Go through the data and copy every line exactly, but not the images.

====== Available data

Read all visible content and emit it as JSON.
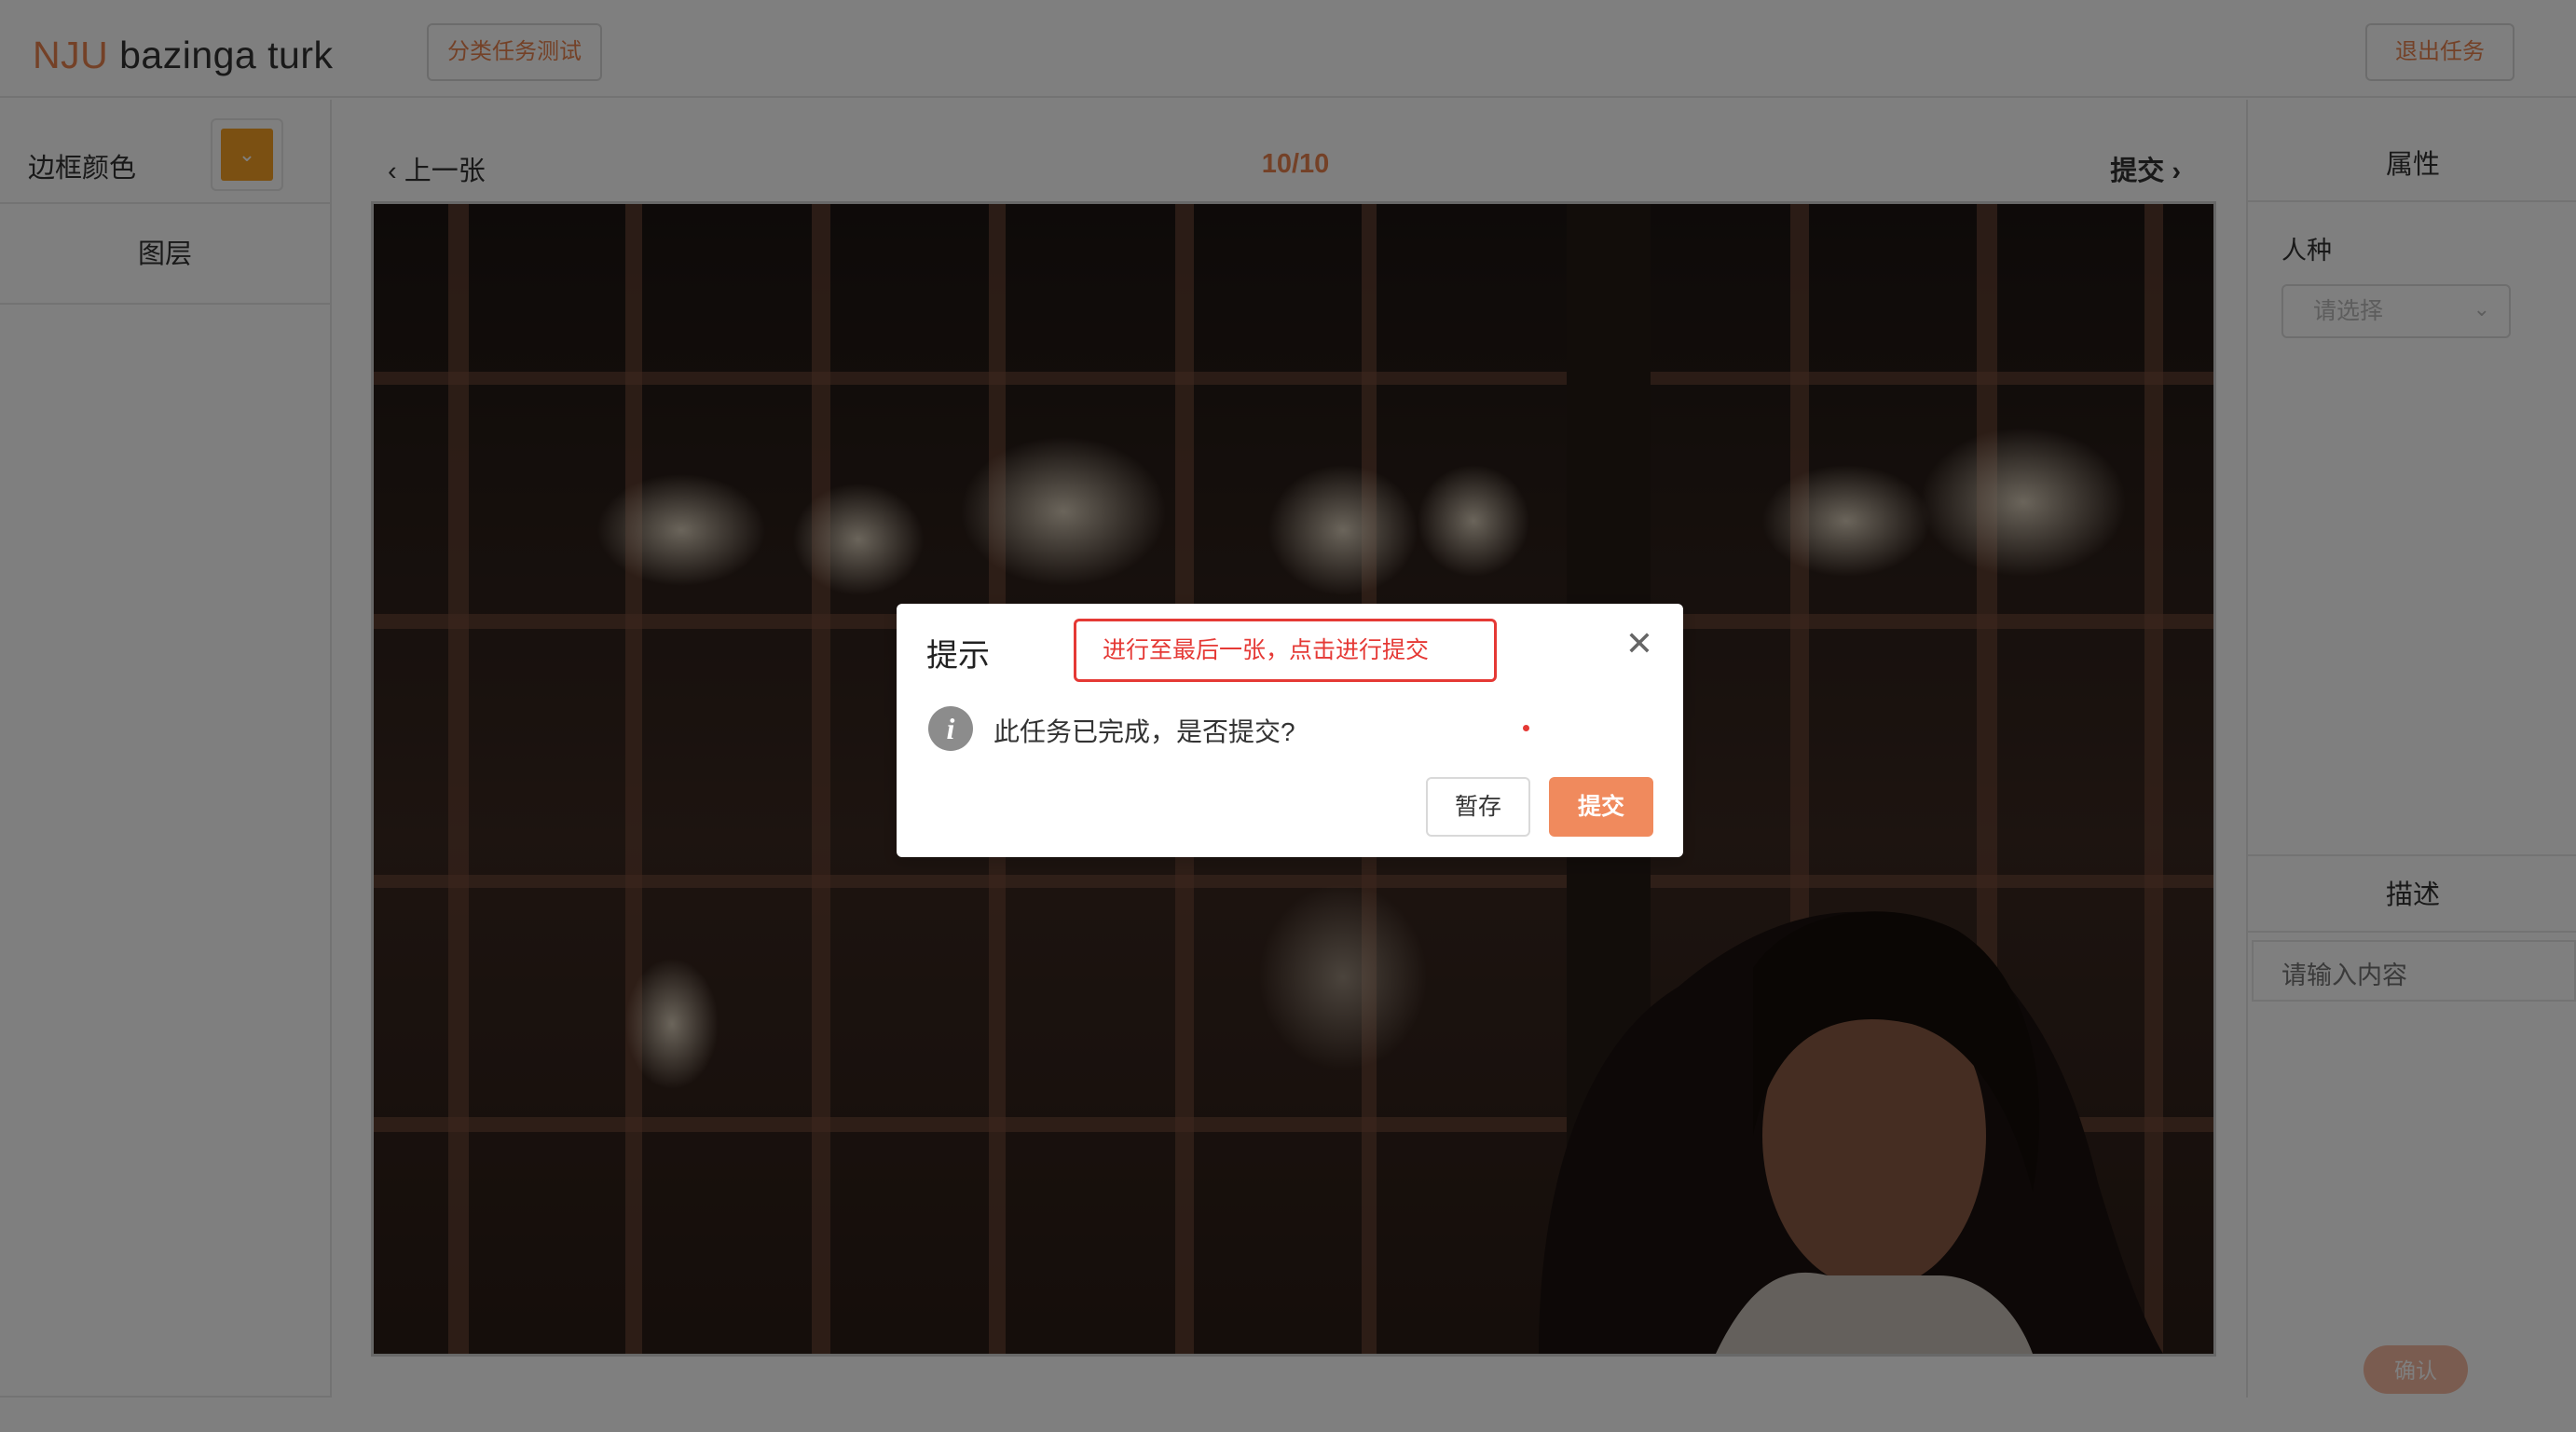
{
  "header": {
    "brand_accent": "NJU",
    "brand_rest": " bazinga turk",
    "task_tag": "分类任务测试",
    "exit_button": "退出任务"
  },
  "left_panel": {
    "border_color_label": "边框颜色",
    "border_color_value": "#f7a124",
    "layers_title": "图层"
  },
  "navigation": {
    "prev_label": "上一张",
    "page_counter": "10/10",
    "next_label": "提交"
  },
  "image": {
    "description_icon": "photo-of-woman-in-dark-office"
  },
  "right_panel": {
    "attributes_title": "属性",
    "race_label": "人种",
    "race_select_placeholder": "请选择",
    "description_title": "描述",
    "description_placeholder": "请输入内容",
    "confirm_button": "确认"
  },
  "modal": {
    "title": "提示",
    "annotation": "进行至最后一张，点击进行提交",
    "message": "此任务已完成，是否提交?",
    "save_button": "暂存",
    "submit_button": "提交"
  },
  "colors": {
    "accent": "#e8834f",
    "primary_button": "#f08a5d",
    "annotation_red": "#e53935"
  }
}
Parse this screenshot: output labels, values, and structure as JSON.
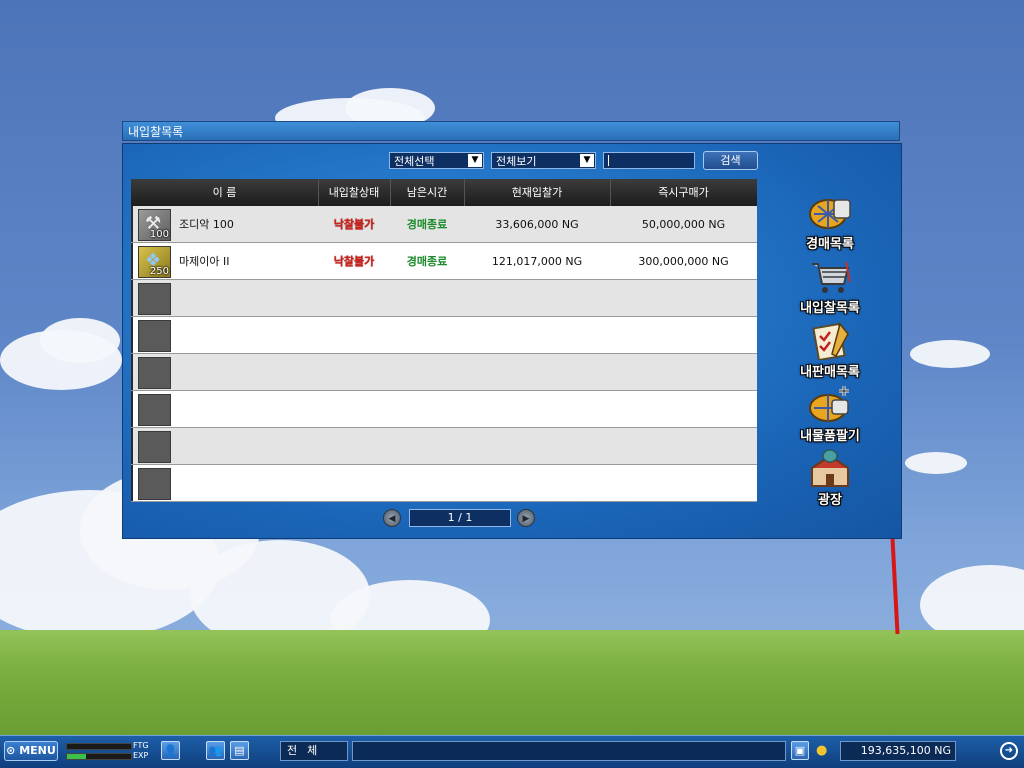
{
  "window": {
    "title": "내입찰목록"
  },
  "filters": {
    "category": {
      "selected": "전체선택"
    },
    "view": {
      "selected": "전체보기"
    },
    "search_value": "",
    "search_label": "검색"
  },
  "table": {
    "headers": {
      "name": "이 름",
      "status": "내입찰상태",
      "time": "남은시간",
      "current_bid": "현재입찰가",
      "buyout": "즉시구매가"
    },
    "rows": [
      {
        "name": "조디악 100",
        "qty": "100",
        "status": "낙찰불가",
        "time": "경매종료",
        "current_bid": "33,606,000 NG",
        "buyout": "50,000,000 NG"
      },
      {
        "name": "마제이아 II",
        "qty": "250",
        "status": "낙찰불가",
        "time": "경매종료",
        "current_bid": "121,017,000 NG",
        "buyout": "300,000,000 NG"
      }
    ]
  },
  "pager": {
    "display": "1 / 1"
  },
  "side_menu": {
    "auction_list": "경매목록",
    "my_bids": "내입찰목록",
    "my_sales": "내판매목록",
    "sell_item": "내물품팔기",
    "plaza": "광장"
  },
  "taskbar": {
    "menu_label": "MENU",
    "ftg_label": "FTG",
    "exp_label": "EXP",
    "chat_channel": "전체",
    "money": "193,635,100 NG"
  }
}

============

• [Problem solution]
Read all visible content and emit it as JSON.
{
  "header": {
    "brand_accent": "NJU",
    "brand_rest": " bazinga turk",
    "task_tag": "分类任务测试",
    "exit_button": "退出任务"
  },
  "left_panel": {
    "border_color_label": "边框颜色",
    "border_color_value": "#f7a124",
    "layers_title": "图层"
  },
  "navigation": {
    "prev_label": "上一张",
    "page_counter": "10/10",
    "next_label": "提交"
  },
  "image": {
    "description_icon": "photo-of-woman-in-dark-office"
  },
  "right_panel": {
    "attributes_title": "属性",
    "race_label": "人种",
    "race_select_placeholder": "请选择",
    "description_title": "描述",
    "description_placeholder": "请输入内容",
    "confirm_button": "确认"
  },
  "modal": {
    "title": "提示",
    "annotation": "进行至最后一张，点击进行提交",
    "message": "此任务已完成，是否提交?",
    "save_button": "暂存",
    "submit_button": "提交"
  },
  "colors": {
    "accent": "#e8834f",
    "primary_button": "#f08a5d",
    "annotation_red": "#e53935"
  }
}
Parse this screenshot: output labels, values, and structure as JSON.
{
  "window": {
    "title": "내입찰목록"
  },
  "filters": {
    "category": {
      "selected": "전체선택"
    },
    "view": {
      "selected": "전체보기"
    },
    "search_value": "",
    "search_label": "검색"
  },
  "table": {
    "headers": {
      "name": "이 름",
      "status": "내입찰상태",
      "time": "남은시간",
      "current_bid": "현재입찰가",
      "buyout": "즉시구매가"
    },
    "rows": [
      {
        "name": "조디악 100",
        "qty": "100",
        "status": "낙찰불가",
        "time": "경매종료",
        "current_bid": "33,606,000 NG",
        "buyout": "50,000,000 NG"
      },
      {
        "name": "마제이아 II",
        "qty": "250",
        "status": "낙찰불가",
        "time": "경매종료",
        "current_bid": "121,017,000 NG",
        "buyout": "300,000,000 NG"
      }
    ]
  },
  "pager": {
    "display": "1 / 1"
  },
  "side_menu": {
    "auction_list": "경매목록",
    "my_bids": "내입찰목록",
    "my_sales": "내판매목록",
    "sell_item": "내물품팔기",
    "plaza": "광장"
  },
  "taskbar": {
    "menu_label": "MENU",
    "ftg_label": "FTG",
    "exp_label": "EXP",
    "chat_channel": "전체",
    "money": "193,635,100 NG"
  }
}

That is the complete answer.